# PROBLEM DESCRIPTION
Search the records for "category" and copy each line that holds it.

┌─ DATASET

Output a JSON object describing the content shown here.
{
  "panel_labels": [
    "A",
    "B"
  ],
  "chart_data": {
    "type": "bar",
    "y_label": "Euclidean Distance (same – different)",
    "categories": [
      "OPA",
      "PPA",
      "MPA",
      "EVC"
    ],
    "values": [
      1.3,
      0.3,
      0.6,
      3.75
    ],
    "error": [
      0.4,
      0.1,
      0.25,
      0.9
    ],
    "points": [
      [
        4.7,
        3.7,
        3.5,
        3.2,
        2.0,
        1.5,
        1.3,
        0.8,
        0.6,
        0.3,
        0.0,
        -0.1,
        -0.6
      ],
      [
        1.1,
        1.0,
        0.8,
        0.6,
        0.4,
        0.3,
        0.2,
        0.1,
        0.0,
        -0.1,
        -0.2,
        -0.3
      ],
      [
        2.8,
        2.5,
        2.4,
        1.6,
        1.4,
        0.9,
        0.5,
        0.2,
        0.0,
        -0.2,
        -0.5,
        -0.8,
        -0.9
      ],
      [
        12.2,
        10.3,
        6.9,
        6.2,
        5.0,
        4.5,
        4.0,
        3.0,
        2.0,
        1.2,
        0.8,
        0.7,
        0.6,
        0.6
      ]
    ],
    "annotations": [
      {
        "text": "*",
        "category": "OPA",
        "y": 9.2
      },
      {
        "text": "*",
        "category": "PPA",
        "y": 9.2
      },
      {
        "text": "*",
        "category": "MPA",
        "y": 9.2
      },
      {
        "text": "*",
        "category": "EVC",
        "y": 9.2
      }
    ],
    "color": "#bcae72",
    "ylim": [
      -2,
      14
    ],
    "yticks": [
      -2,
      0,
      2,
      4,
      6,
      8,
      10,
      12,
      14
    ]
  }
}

└─

# ANSWER FOR THE TASK
        "category": "OPA",
        "category": "PPA",
        "category": "MPA",
        "category": "EVC",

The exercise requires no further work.